→ AIM OF THE TASK: Write the listing out again, all of it, word for word.

- - -

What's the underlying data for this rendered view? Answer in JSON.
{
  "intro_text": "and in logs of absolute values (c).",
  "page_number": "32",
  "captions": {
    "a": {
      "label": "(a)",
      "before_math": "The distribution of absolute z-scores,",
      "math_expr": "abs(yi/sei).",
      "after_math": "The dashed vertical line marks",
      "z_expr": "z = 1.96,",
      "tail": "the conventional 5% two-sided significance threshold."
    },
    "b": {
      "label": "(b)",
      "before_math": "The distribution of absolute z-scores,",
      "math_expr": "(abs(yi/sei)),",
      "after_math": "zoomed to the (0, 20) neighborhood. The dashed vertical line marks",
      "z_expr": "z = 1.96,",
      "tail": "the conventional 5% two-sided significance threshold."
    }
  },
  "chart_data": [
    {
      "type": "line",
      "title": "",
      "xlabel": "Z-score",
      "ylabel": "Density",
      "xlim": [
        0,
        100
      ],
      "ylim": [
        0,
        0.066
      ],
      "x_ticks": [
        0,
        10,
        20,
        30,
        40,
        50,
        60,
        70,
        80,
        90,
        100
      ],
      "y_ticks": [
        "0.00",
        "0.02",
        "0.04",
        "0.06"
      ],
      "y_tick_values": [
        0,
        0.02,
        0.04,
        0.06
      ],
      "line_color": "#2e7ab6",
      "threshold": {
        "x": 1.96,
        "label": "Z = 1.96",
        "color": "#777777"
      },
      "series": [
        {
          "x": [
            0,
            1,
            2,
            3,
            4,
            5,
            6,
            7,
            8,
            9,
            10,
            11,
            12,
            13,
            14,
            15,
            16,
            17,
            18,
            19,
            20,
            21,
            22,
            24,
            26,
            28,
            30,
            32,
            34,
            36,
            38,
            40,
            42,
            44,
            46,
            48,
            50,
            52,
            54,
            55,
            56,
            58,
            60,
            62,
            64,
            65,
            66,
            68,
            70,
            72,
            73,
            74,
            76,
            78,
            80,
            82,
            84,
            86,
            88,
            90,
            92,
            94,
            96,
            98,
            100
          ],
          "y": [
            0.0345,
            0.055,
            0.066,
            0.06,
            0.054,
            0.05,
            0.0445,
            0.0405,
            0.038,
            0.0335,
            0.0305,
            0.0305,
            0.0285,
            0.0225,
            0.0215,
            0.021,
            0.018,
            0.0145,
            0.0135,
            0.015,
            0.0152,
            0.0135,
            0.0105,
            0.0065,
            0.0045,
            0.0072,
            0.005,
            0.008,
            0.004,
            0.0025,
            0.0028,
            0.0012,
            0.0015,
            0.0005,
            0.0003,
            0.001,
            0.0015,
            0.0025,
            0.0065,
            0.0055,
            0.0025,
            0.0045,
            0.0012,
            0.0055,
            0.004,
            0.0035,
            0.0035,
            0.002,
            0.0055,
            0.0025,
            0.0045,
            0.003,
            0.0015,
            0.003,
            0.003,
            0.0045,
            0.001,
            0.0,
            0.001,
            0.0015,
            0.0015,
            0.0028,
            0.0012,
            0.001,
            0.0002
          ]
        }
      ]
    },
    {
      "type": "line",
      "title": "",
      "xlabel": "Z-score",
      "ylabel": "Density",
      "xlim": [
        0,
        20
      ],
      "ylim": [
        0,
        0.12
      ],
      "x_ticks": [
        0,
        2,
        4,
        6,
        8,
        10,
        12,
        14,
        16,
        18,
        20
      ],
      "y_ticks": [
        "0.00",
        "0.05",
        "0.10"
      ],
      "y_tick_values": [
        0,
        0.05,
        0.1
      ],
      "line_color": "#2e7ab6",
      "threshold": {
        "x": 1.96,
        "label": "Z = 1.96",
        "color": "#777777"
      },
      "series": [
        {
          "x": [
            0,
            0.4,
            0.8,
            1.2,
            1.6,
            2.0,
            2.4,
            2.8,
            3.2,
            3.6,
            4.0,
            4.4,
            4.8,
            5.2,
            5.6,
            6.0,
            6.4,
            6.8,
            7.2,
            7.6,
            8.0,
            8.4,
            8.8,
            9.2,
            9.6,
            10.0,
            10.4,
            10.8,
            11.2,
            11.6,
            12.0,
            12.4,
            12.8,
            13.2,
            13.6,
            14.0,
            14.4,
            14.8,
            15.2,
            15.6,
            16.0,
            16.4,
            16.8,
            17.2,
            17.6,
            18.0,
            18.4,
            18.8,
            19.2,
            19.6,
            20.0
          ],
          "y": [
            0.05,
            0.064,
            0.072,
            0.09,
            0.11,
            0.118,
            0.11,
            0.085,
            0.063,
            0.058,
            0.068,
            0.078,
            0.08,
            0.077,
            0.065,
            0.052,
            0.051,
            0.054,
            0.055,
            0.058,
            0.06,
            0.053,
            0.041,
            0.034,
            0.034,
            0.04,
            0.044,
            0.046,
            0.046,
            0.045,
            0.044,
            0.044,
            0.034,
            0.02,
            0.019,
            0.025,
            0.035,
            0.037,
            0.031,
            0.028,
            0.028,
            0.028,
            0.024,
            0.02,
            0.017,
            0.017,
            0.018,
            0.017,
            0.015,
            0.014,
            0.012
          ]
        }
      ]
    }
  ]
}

- - -

→ FULL ANSWER:
What's the underlying data for this rendered view? Answer in JSON.
{
  "intro_text": "and in logs of absolute values (c).",
  "page_number": "32",
  "captions": {
    "a": {
      "label": "(a)",
      "before_math": "The distribution of absolute z-scores,",
      "math_expr": "abs(yi/sei).",
      "after_math": "The dashed vertical line marks",
      "z_expr": "z = 1.96,",
      "tail": "the conventional 5% two-sided significance threshold."
    },
    "b": {
      "label": "(b)",
      "before_math": "The distribution of absolute z-scores,",
      "math_expr": "(abs(yi/sei)),",
      "after_math": "zoomed to the (0, 20) neighborhood. The dashed vertical line marks",
      "z_expr": "z = 1.96,",
      "tail": "the conventional 5% two-sided significance threshold."
    }
  },
  "chart_data": [
    {
      "type": "line",
      "title": "",
      "xlabel": "Z-score",
      "ylabel": "Density",
      "xlim": [
        0,
        100
      ],
      "ylim": [
        0,
        0.066
      ],
      "x_ticks": [
        0,
        10,
        20,
        30,
        40,
        50,
        60,
        70,
        80,
        90,
        100
      ],
      "y_ticks": [
        "0.00",
        "0.02",
        "0.04",
        "0.06"
      ],
      "y_tick_values": [
        0,
        0.02,
        0.04,
        0.06
      ],
      "line_color": "#2e7ab6",
      "threshold": {
        "x": 1.96,
        "label": "Z = 1.96",
        "color": "#777777"
      },
      "series": [
        {
          "x": [
            0,
            1,
            2,
            3,
            4,
            5,
            6,
            7,
            8,
            9,
            10,
            11,
            12,
            13,
            14,
            15,
            16,
            17,
            18,
            19,
            20,
            21,
            22,
            24,
            26,
            28,
            30,
            32,
            34,
            36,
            38,
            40,
            42,
            44,
            46,
            48,
            50,
            52,
            54,
            55,
            56,
            58,
            60,
            62,
            64,
            65,
            66,
            68,
            70,
            72,
            73,
            74,
            76,
            78,
            80,
            82,
            84,
            86,
            88,
            90,
            92,
            94,
            96,
            98,
            100
          ],
          "y": [
            0.0345,
            0.055,
            0.066,
            0.06,
            0.054,
            0.05,
            0.0445,
            0.0405,
            0.038,
            0.0335,
            0.0305,
            0.0305,
            0.0285,
            0.0225,
            0.0215,
            0.021,
            0.018,
            0.0145,
            0.0135,
            0.015,
            0.0152,
            0.0135,
            0.0105,
            0.0065,
            0.0045,
            0.0072,
            0.005,
            0.008,
            0.004,
            0.0025,
            0.0028,
            0.0012,
            0.0015,
            0.0005,
            0.0003,
            0.001,
            0.0015,
            0.0025,
            0.0065,
            0.0055,
            0.0025,
            0.0045,
            0.0012,
            0.0055,
            0.004,
            0.0035,
            0.0035,
            0.002,
            0.0055,
            0.0025,
            0.0045,
            0.003,
            0.0015,
            0.003,
            0.003,
            0.0045,
            0.001,
            0.0,
            0.001,
            0.0015,
            0.0015,
            0.0028,
            0.0012,
            0.001,
            0.0002
          ]
        }
      ]
    },
    {
      "type": "line",
      "title": "",
      "xlabel": "Z-score",
      "ylabel": "Density",
      "xlim": [
        0,
        20
      ],
      "ylim": [
        0,
        0.12
      ],
      "x_ticks": [
        0,
        2,
        4,
        6,
        8,
        10,
        12,
        14,
        16,
        18,
        20
      ],
      "y_ticks": [
        "0.00",
        "0.05",
        "0.10"
      ],
      "y_tick_values": [
        0,
        0.05,
        0.1
      ],
      "line_color": "#2e7ab6",
      "threshold": {
        "x": 1.96,
        "label": "Z = 1.96",
        "color": "#777777"
      },
      "series": [
        {
          "x": [
            0,
            0.4,
            0.8,
            1.2,
            1.6,
            2.0,
            2.4,
            2.8,
            3.2,
            3.6,
            4.0,
            4.4,
            4.8,
            5.2,
            5.6,
            6.0,
            6.4,
            6.8,
            7.2,
            7.6,
            8.0,
            8.4,
            8.8,
            9.2,
            9.6,
            10.0,
            10.4,
            10.8,
            11.2,
            11.6,
            12.0,
            12.4,
            12.8,
            13.2,
            13.6,
            14.0,
            14.4,
            14.8,
            15.2,
            15.6,
            16.0,
            16.4,
            16.8,
            17.2,
            17.6,
            18.0,
            18.4,
            18.8,
            19.2,
            19.6,
            20.0
          ],
          "y": [
            0.05,
            0.064,
            0.072,
            0.09,
            0.11,
            0.118,
            0.11,
            0.085,
            0.063,
            0.058,
            0.068,
            0.078,
            0.08,
            0.077,
            0.065,
            0.052,
            0.051,
            0.054,
            0.055,
            0.058,
            0.06,
            0.053,
            0.041,
            0.034,
            0.034,
            0.04,
            0.044,
            0.046,
            0.046,
            0.045,
            0.044,
            0.044,
            0.034,
            0.02,
            0.019,
            0.025,
            0.035,
            0.037,
            0.031,
            0.028,
            0.028,
            0.028,
            0.024,
            0.02,
            0.017,
            0.017,
            0.018,
            0.017,
            0.015,
            0.014,
            0.012
          ]
        }
      ]
    }
  ]
}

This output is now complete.